— START —

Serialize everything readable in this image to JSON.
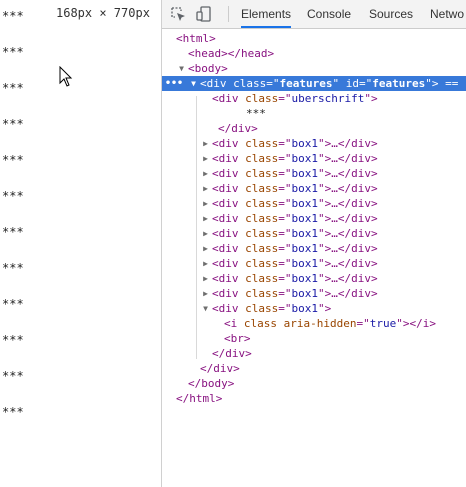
{
  "viewport": {
    "dimensions": "168px × 770px",
    "star_label": "***"
  },
  "devtools": {
    "tabs": [
      "Elements",
      "Console",
      "Sources",
      "Netwo"
    ],
    "active_tab": "Elements",
    "selected_suffix": "== $",
    "tree": {
      "html_open": "<html>",
      "head": "<head></head>",
      "body_open": "<body>",
      "features_tag": "div",
      "features_attr1": "class",
      "features_val1": "features",
      "features_attr2": "id",
      "features_val2": "features",
      "ueberschrift_tag": "div",
      "ueberschrift_attr": "class",
      "ueberschrift_val": "uberschrift",
      "ueberschrift_text": "***",
      "ueberschrift_close": "</div>",
      "box_tag": "div",
      "box_attr": "class",
      "box_val": "box1",
      "box_collapsed_tail": ">…</div>",
      "last_box_i_tag": "i",
      "last_box_i_attr1": "class",
      "last_box_i_attr2": "aria-hidden",
      "last_box_i_val2": "true",
      "last_box_br": "<br>",
      "last_box_close": "</div>",
      "features_close": "</div>",
      "body_close": "</body>",
      "html_close": "</html>"
    }
  }
}
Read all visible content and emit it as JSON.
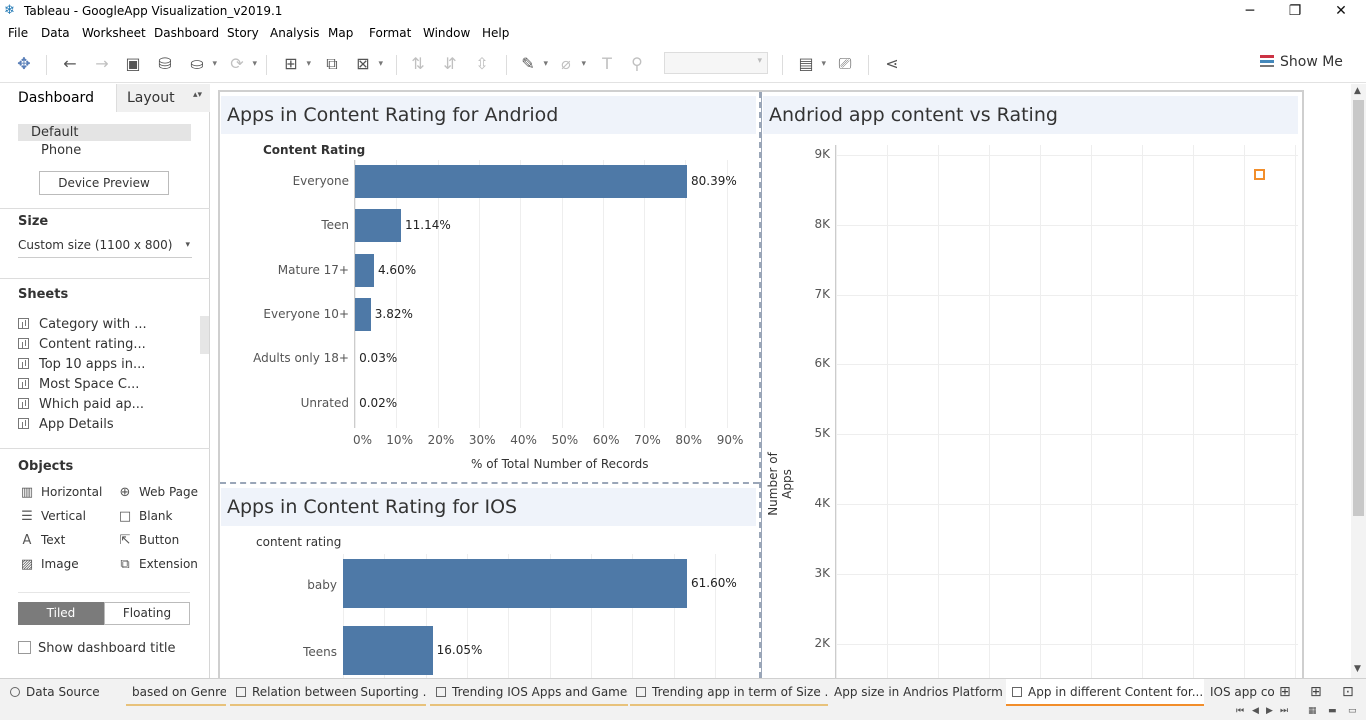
{
  "window": {
    "title": "Tableau - GoogleApp Visualization_v2019.1",
    "min": "─",
    "max": "❐",
    "close": "✕"
  },
  "menu": [
    "File",
    "Data",
    "Worksheet",
    "Dashboard",
    "Story",
    "Analysis",
    "Map",
    "Format",
    "Window",
    "Help"
  ],
  "toolbar": {
    "show_me": "Show Me"
  },
  "left": {
    "tab_dashboard": "Dashboard",
    "tab_layout": "Layout",
    "device_default": "Default",
    "device_phone": "Phone",
    "device_preview": "Device Preview",
    "size_heading": "Size",
    "size_value": "Custom size (1100 x 800)",
    "sheets_heading": "Sheets",
    "sheets": [
      "Category with ...",
      "Content rating...",
      "Top 10 apps in...",
      "Most Space C...",
      "Which paid ap...",
      "App Details"
    ],
    "objects_heading": "Objects",
    "objects": [
      {
        "label": "Horizontal",
        "icon": "▥"
      },
      {
        "label": "Web Page",
        "icon": "⊕"
      },
      {
        "label": "Vertical",
        "icon": "☰"
      },
      {
        "label": "Blank",
        "icon": "□"
      },
      {
        "label": "Text",
        "icon": "A"
      },
      {
        "label": "Button",
        "icon": "⇱"
      },
      {
        "label": "Image",
        "icon": "▨"
      },
      {
        "label": "Extension",
        "icon": "⧉"
      }
    ],
    "tiled": "Tiled",
    "floating": "Floating",
    "show_title": "Show dashboard title"
  },
  "android_chart": {
    "title": "Apps in Content Rating for Andriod",
    "header": "Content Rating",
    "xlabel": "% of Total Number of Records",
    "ticks": [
      "0%",
      "10%",
      "20%",
      "30%",
      "40%",
      "50%",
      "60%",
      "70%",
      "80%",
      "90%"
    ]
  },
  "ios_chart": {
    "title": "Apps in Content Rating for IOS",
    "header": "content rating"
  },
  "scatter": {
    "title": "Andriod app content vs Rating",
    "ylabel": "Number of Apps",
    "yticks": [
      "9K",
      "8K",
      "7K",
      "6K",
      "5K",
      "4K",
      "3K",
      "2K"
    ]
  },
  "chart_data": [
    {
      "type": "bar",
      "title": "Apps in Content Rating for Andriod",
      "categories": [
        "Everyone",
        "Teen",
        "Mature 17+",
        "Everyone 10+",
        "Adults only 18+",
        "Unrated"
      ],
      "values": [
        80.39,
        11.14,
        4.6,
        3.82,
        0.03,
        0.02
      ],
      "labels": [
        "80.39%",
        "11.14%",
        "4.60%",
        "3.82%",
        "0.03%",
        "0.02%"
      ],
      "xlabel": "% of Total Number of Records",
      "xlim": [
        0,
        90
      ]
    },
    {
      "type": "bar",
      "title": "Apps in Content Rating for IOS",
      "categories": [
        "baby",
        "Teens"
      ],
      "values": [
        61.6,
        16.05
      ],
      "labels": [
        "61.60%",
        "16.05%"
      ]
    },
    {
      "type": "scatter",
      "title": "Andriod app content vs Rating",
      "ylabel": "Number of Apps",
      "ylim": [
        2000,
        9000
      ],
      "points": [
        {
          "y": 8710
        }
      ]
    }
  ],
  "bottom_tabs": [
    {
      "label": "Data Source",
      "kind": "ds"
    },
    {
      "label": "based on Genre",
      "kind": "plain"
    },
    {
      "label": "Relation between Suporting ...",
      "kind": "dash"
    },
    {
      "label": "Trending IOS Apps and Games",
      "kind": "dash"
    },
    {
      "label": "Trending app in term of Size ...",
      "kind": "dash"
    },
    {
      "label": "App size in Andrios Platform",
      "kind": "plain"
    },
    {
      "label": "App in different Content for...",
      "kind": "dash"
    },
    {
      "label": "IOS app co",
      "kind": "plain"
    }
  ]
}
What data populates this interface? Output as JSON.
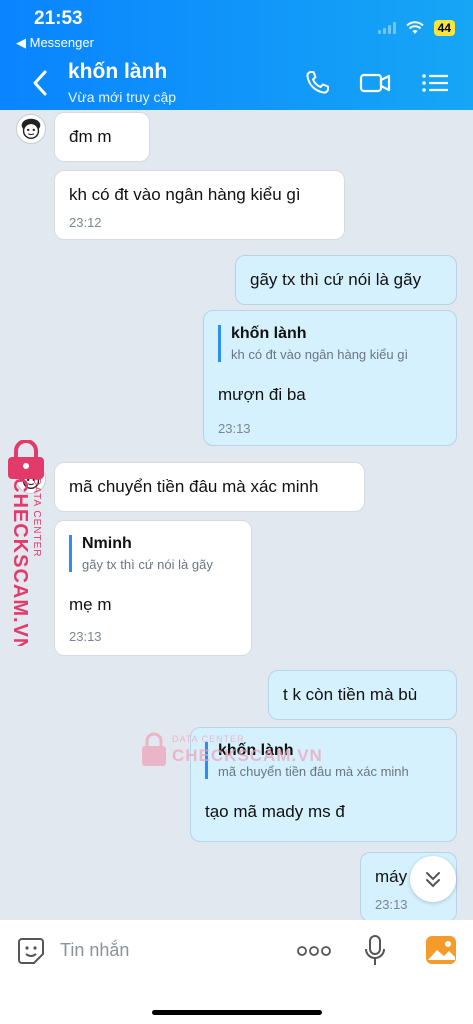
{
  "status": {
    "time": "21:53",
    "back_app": "◀ Messenger",
    "battery": "44"
  },
  "header": {
    "contact_name": "khốn lành",
    "contact_status": "Vừa mới truy cập"
  },
  "messages": [
    {
      "text": "đm m"
    },
    {
      "text": "kh có đt vào ngân hàng kiểu gì",
      "time": "23:12"
    },
    {
      "text": "gãy tx thì cứ nói là gãy"
    },
    {
      "quote_name": "khốn lành",
      "quote_text": "kh có đt vào ngân hàng kiểu gì",
      "text": "mượn đi ba",
      "time": "23:13"
    },
    {
      "text": "mã chuyển tiền đâu mà xác minh"
    },
    {
      "quote_name": "Nminh",
      "quote_text": "gãy tx thì cứ nói là gãy",
      "text": "mẹ m",
      "time": "23:13"
    },
    {
      "text": "t k còn tiền mà bù"
    },
    {
      "quote_name": "khốn lành",
      "quote_text": "mã chuyển tiền đâu mà xác minh",
      "text": "tạo mã mady ms đ"
    },
    {
      "text": "máy",
      "time": "23:13"
    }
  ],
  "watermark": {
    "top": "DATA CENTER",
    "brand": "CHECKSCAM.VN"
  },
  "input": {
    "placeholder": "Tin nhắn"
  },
  "colors": {
    "header": "#0a84ff",
    "outgoing_bubble": "#d5f1fe",
    "incoming_bubble": "#ffffff",
    "chat_bg": "#e2e8ef",
    "quote_bar": "#2f8cf5",
    "watermark": "#e23b6b"
  }
}
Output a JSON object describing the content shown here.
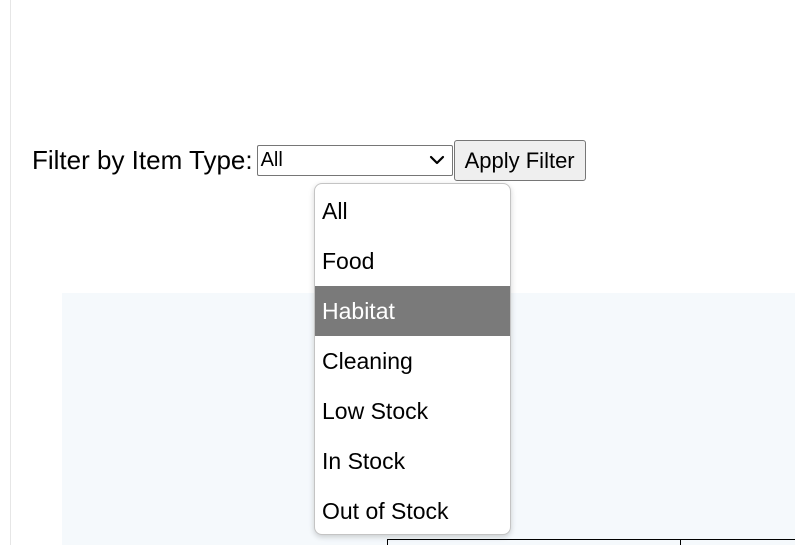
{
  "filter": {
    "label": "Filter by Item Type:",
    "selected_value": "All",
    "apply_label": "Apply Filter",
    "highlighted_option": "Habitat",
    "options": [
      "All",
      "Food",
      "Habitat",
      "Cleaning",
      "Low Stock",
      "In Stock",
      "Out of Stock"
    ]
  },
  "icons": {
    "select_arrow": "chevron-down-icon"
  },
  "colors": {
    "highlight_bg": "#7a7a7a",
    "highlight_text": "#ffffff",
    "panel_bg": "#f5f9fc",
    "button_bg": "#efefef"
  }
}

— END —

◆ THE PROBLEM
None of the pictures should appear; repeat the records exactly otherwise.

◆ WRITTEN SOLUTION
Serialize everything readable in this image to JSON.
{
  "viewport": {
    "dimensions": "168px × 770px",
    "star_label": "***"
  },
  "devtools": {
    "tabs": [
      "Elements",
      "Console",
      "Sources",
      "Netwo"
    ],
    "active_tab": "Elements",
    "selected_suffix": "== $",
    "tree": {
      "html_open": "<html>",
      "head": "<head></head>",
      "body_open": "<body>",
      "features_tag": "div",
      "features_attr1": "class",
      "features_val1": "features",
      "features_attr2": "id",
      "features_val2": "features",
      "ueberschrift_tag": "div",
      "ueberschrift_attr": "class",
      "ueberschrift_val": "uberschrift",
      "ueberschrift_text": "***",
      "ueberschrift_close": "</div>",
      "box_tag": "div",
      "box_attr": "class",
      "box_val": "box1",
      "box_collapsed_tail": ">…</div>",
      "last_box_i_tag": "i",
      "last_box_i_attr1": "class",
      "last_box_i_attr2": "aria-hidden",
      "last_box_i_val2": "true",
      "last_box_br": "<br>",
      "last_box_close": "</div>",
      "features_close": "</div>",
      "body_close": "</body>",
      "html_close": "</html>"
    }
  }
}
Read all visible content and emit it as JSON.
{
  "window": {
    "title": "Tableau - GoogleApp Visualization_v2019.1",
    "min": "─",
    "max": "❐",
    "close": "✕"
  },
  "menu": [
    "File",
    "Data",
    "Worksheet",
    "Dashboard",
    "Story",
    "Analysis",
    "Map",
    "Format",
    "Window",
    "Help"
  ],
  "toolbar": {
    "show_me": "Show Me"
  },
  "left": {
    "tab_dashboard": "Dashboard",
    "tab_layout": "Layout",
    "device_default": "Default",
    "device_phone": "Phone",
    "device_preview": "Device Preview",
    "size_heading": "Size",
    "size_value": "Custom size (1100 x 800)",
    "sheets_heading": "Sheets",
    "sheets": [
      "Category with ...",
      "Content rating...",
      "Top 10 apps in...",
      "Most Space C...",
      "Which paid ap...",
      "App Details"
    ],
    "objects_heading": "Objects",
    "objects": [
      {
        "label": "Horizontal",
        "icon": "▥"
      },
      {
        "label": "Web Page",
        "icon": "⊕"
      },
      {
        "label": "Vertical",
        "icon": "☰"
      },
      {
        "label": "Blank",
        "icon": "□"
      },
      {
        "label": "Text",
        "icon": "A"
      },
      {
        "label": "Button",
        "icon": "⇱"
      },
      {
        "label": "Image",
        "icon": "▨"
      },
      {
        "label": "Extension",
        "icon": "⧉"
      }
    ],
    "tiled": "Tiled",
    "floating": "Floating",
    "show_title": "Show dashboard title"
  },
  "android_chart": {
    "title": "Apps in Content Rating for Andriod",
    "header": "Content Rating",
    "xlabel": "% of Total Number of Records",
    "ticks": [
      "0%",
      "10%",
      "20%",
      "30%",
      "40%",
      "50%",
      "60%",
      "70%",
      "80%",
      "90%"
    ]
  },
  "ios_chart": {
    "title": "Apps in Content Rating for IOS",
    "header": "content rating"
  },
  "scatter": {
    "title": "Andriod app content vs Rating",
    "ylabel": "Number of Apps",
    "yticks": [
      "9K",
      "8K",
      "7K",
      "6K",
      "5K",
      "4K",
      "3K",
      "2K"
    ]
  },
  "chart_data": [
    {
      "type": "bar",
      "title": "Apps in Content Rating for Andriod",
      "categories": [
        "Everyone",
        "Teen",
        "Mature 17+",
        "Everyone 10+",
        "Adults only 18+",
        "Unrated"
      ],
      "values": [
        80.39,
        11.14,
        4.6,
        3.82,
        0.03,
        0.02
      ],
      "labels": [
        "80.39%",
        "11.14%",
        "4.60%",
        "3.82%",
        "0.03%",
        "0.02%"
      ],
      "xlabel": "% of Total Number of Records",
      "xlim": [
        0,
        90
      ]
    },
    {
      "type": "bar",
      "title": "Apps in Content Rating for IOS",
      "categories": [
        "baby",
        "Teens"
      ],
      "values": [
        61.6,
        16.05
      ],
      "labels": [
        "61.60%",
        "16.05%"
      ]
    },
    {
      "type": "scatter",
      "title": "Andriod app content vs Rating",
      "ylabel": "Number of Apps",
      "ylim": [
        2000,
        9000
      ],
      "points": [
        {
          "y": 8710
        }
      ]
    }
  ],
  "bottom_tabs": [
    {
      "label": "Data Source",
      "kind": "ds"
    },
    {
      "label": "based on Genre",
      "kind": "plain"
    },
    {
      "label": "Relation between Suporting ...",
      "kind": "dash"
    },
    {
      "label": "Trending IOS Apps and Games",
      "kind": "dash"
    },
    {
      "label": "Trending app in term of Size ...",
      "kind": "dash"
    },
    {
      "label": "App size in Andrios Platform",
      "kind": "plain"
    },
    {
      "label": "App in different Content for...",
      "kind": "dash"
    },
    {
      "label": "IOS app co",
      "kind": "plain"
    }
  ]
}
What data populates this interface? Output as JSON.
{
  "status": {
    "time": "21:53",
    "back_app": "◀ Messenger",
    "battery": "44"
  },
  "header": {
    "contact_name": "khốn lành",
    "contact_status": "Vừa mới truy cập"
  },
  "messages": [
    {
      "text": "đm m"
    },
    {
      "text": "kh có đt vào ngân hàng kiểu gì",
      "time": "23:12"
    },
    {
      "text": "gãy tx thì cứ nói là gãy"
    },
    {
      "quote_name": "khốn lành",
      "quote_text": "kh có đt vào ngân hàng kiểu gì",
      "text": "mượn đi ba",
      "time": "23:13"
    },
    {
      "text": "mã chuyển tiền đâu mà xác minh"
    },
    {
      "quote_name": "Nminh",
      "quote_text": "gãy tx thì cứ nói là gãy",
      "text": "mẹ m",
      "time": "23:13"
    },
    {
      "text": "t k còn tiền mà bù"
    },
    {
      "quote_name": "khốn lành",
      "quote_text": "mã chuyển tiền đâu mà xác minh",
      "text": "tạo mã mady ms đ"
    },
    {
      "text": "máy",
      "time": "23:13"
    }
  ],
  "watermark": {
    "top": "DATA CENTER",
    "brand": "CHECKSCAM.VN"
  },
  "input": {
    "placeholder": "Tin nhắn"
  },
  "colors": {
    "header": "#0a84ff",
    "outgoing_bubble": "#d5f1fe",
    "incoming_bubble": "#ffffff",
    "chat_bg": "#e2e8ef",
    "quote_bar": "#2f8cf5",
    "watermark": "#e23b6b"
  }
}
Output a JSON object describing the content shown here.
{
  "filter": {
    "label": "Filter by Item Type:",
    "selected_value": "All",
    "apply_label": "Apply Filter",
    "highlighted_option": "Habitat",
    "options": [
      "All",
      "Food",
      "Habitat",
      "Cleaning",
      "Low Stock",
      "In Stock",
      "Out of Stock"
    ]
  },
  "icons": {
    "select_arrow": "chevron-down-icon"
  },
  "colors": {
    "highlight_bg": "#7a7a7a",
    "highlight_text": "#ffffff",
    "panel_bg": "#f5f9fc",
    "button_bg": "#efefef"
  }
}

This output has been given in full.